• Description of the task:
Every line in the listing is to be echoed verbatim.

--- Begin Material to process ---

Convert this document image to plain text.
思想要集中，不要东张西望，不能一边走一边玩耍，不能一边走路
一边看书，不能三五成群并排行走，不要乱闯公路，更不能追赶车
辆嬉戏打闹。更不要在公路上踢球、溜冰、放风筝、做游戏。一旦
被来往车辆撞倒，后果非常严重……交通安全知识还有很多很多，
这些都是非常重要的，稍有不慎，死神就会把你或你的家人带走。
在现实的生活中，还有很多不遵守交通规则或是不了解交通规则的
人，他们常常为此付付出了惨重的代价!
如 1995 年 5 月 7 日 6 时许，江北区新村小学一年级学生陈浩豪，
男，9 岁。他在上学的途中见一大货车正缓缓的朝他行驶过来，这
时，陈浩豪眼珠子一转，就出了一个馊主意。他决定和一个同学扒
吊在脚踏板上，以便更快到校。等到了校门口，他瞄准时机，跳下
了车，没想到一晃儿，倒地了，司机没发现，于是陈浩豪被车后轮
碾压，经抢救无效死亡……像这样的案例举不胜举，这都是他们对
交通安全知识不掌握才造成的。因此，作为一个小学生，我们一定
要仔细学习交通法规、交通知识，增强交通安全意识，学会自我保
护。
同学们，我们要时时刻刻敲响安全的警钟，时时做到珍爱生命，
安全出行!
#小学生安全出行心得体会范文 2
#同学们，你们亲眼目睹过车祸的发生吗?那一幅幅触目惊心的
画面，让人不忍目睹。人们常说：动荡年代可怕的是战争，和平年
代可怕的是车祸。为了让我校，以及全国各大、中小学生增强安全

--- End Material to process ---

• Solution to the problem:
Convert this document image to plain text.
思想要集中，不要东张西望，不能一边走一边玩耍，不能一边走路
一边看书，不能三五成群并排行走，不要乱闯公路，更不能追赶车
辆嬉戏打闹。更不要在公路上踢球、溜冰、放风筝、做游戏。一旦
被来往车辆撞倒，后果非常严重……交通安全知识还有很多很多，
这些都是非常重要的，稍有不慎，死神就会把你或你的家人带走。
在现实的生活中，还有很多不遵守交通规则或是不了解交通规则的
人，他们常常为此付付出了惨重的代价!
如 1995 年 5 月 7 日 6 时许，江北区新村小学一年级学生陈浩豪，
男，9 岁。他在上学的途中见一大货车正缓缓的朝他行驶过来，这
时，陈浩豪眼珠子一转，就出了一个馊主意。他决定和一个同学扒
吊在脚踏板上，以便更快到校。等到了校门口，他瞄准时机，跳下
了车，没想到一晃儿，倒地了，司机没发现，于是陈浩豪被车后轮
碾压，经抢救无效死亡……像这样的案例举不胜举，这都是他们对
交通安全知识不掌握才造成的。因此，作为一个小学生，我们一定
要仔细学习交通法规、交通知识，增强交通安全意识，学会自我保
护。
同学们，我们要时时刻刻敲响安全的警钟，时时做到珍爱生命，
安全出行!
#小学生安全出行心得体会范文 2
#同学们，你们亲眼目睹过车祸的发生吗?那一幅幅触目惊心的
画面，让人不忍目睹。人们常说：动荡年代可怕的是战争，和平年
代可怕的是车祸。为了让我校，以及全国各大、中小学生增强安全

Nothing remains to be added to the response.